## Stated goal
Extract every line of the material that holds the string "colors".

Figure content listings
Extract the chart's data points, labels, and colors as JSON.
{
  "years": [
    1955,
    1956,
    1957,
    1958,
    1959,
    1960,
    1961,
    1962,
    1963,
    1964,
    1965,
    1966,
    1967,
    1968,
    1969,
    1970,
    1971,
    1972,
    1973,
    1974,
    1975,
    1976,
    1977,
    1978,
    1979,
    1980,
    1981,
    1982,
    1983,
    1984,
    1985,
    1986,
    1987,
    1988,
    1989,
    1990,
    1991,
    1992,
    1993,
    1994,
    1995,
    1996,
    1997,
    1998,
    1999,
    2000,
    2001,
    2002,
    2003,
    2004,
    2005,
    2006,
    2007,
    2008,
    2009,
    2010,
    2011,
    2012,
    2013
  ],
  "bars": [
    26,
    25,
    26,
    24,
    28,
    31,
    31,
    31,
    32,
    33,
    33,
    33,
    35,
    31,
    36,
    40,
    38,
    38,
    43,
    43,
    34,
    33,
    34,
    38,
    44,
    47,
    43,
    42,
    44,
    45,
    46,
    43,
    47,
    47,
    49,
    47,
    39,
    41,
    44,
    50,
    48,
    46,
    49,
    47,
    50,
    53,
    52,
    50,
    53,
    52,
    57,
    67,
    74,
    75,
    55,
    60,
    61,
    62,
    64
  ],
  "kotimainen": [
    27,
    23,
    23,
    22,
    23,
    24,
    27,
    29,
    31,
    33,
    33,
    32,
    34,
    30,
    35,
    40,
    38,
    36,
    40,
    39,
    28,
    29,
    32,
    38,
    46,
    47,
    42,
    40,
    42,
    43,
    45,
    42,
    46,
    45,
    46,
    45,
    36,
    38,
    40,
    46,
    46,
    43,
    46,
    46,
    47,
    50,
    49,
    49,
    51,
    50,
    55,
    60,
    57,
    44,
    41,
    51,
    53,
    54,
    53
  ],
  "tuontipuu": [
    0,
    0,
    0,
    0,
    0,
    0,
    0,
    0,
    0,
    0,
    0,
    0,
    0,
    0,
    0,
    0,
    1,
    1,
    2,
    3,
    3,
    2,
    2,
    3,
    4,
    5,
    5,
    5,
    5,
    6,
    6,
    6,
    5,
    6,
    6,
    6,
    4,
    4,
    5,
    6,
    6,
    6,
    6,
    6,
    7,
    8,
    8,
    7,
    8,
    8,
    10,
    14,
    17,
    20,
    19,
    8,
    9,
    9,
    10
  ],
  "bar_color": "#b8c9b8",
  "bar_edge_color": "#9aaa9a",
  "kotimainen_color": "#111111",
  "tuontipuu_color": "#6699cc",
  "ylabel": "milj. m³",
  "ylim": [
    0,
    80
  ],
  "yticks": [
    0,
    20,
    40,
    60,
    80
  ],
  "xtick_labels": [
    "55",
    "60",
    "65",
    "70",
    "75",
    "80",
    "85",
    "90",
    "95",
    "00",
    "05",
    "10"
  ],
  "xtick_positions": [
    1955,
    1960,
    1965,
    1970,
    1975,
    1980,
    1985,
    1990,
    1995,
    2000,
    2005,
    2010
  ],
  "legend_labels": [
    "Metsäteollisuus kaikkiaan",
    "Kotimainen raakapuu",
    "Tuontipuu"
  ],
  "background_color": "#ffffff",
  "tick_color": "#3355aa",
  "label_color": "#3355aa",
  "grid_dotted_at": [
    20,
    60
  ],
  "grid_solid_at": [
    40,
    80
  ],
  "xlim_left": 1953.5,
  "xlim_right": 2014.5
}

==

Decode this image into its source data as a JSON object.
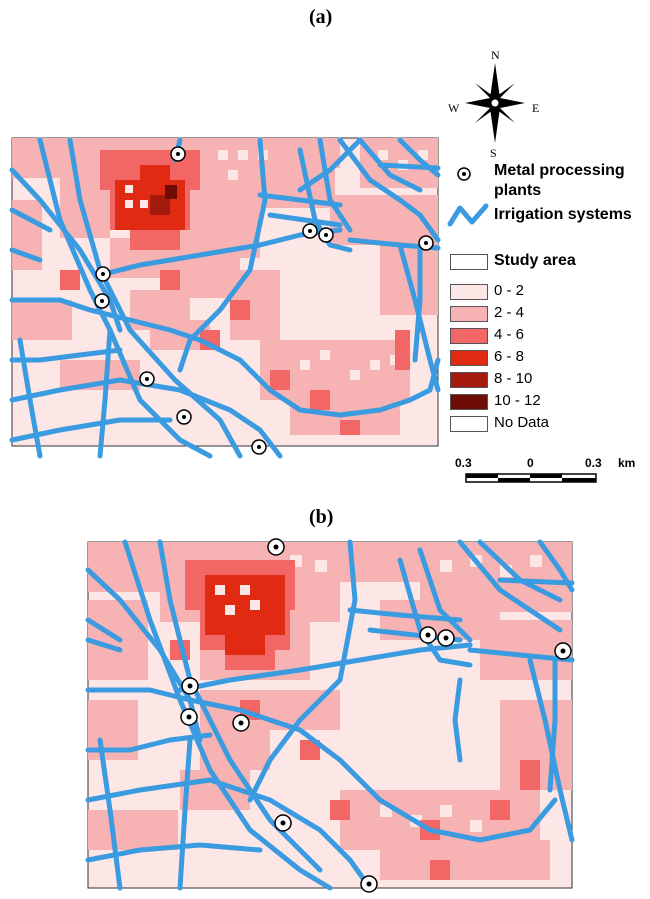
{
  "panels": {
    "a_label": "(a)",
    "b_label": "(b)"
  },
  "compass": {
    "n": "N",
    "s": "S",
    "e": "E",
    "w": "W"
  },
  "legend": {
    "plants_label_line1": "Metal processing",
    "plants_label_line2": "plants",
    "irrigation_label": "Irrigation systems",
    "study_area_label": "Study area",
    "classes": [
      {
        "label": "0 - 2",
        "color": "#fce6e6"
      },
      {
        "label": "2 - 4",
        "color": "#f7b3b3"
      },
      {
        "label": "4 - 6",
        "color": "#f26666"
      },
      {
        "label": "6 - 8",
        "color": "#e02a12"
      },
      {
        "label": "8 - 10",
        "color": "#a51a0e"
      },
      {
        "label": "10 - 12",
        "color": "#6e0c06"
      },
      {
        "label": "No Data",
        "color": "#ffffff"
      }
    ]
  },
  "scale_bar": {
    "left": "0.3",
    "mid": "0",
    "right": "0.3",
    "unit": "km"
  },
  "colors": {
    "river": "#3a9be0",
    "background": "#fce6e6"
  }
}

## Written solution
Extract the chart's data points, labels, and colors as JSON.
  "colors": {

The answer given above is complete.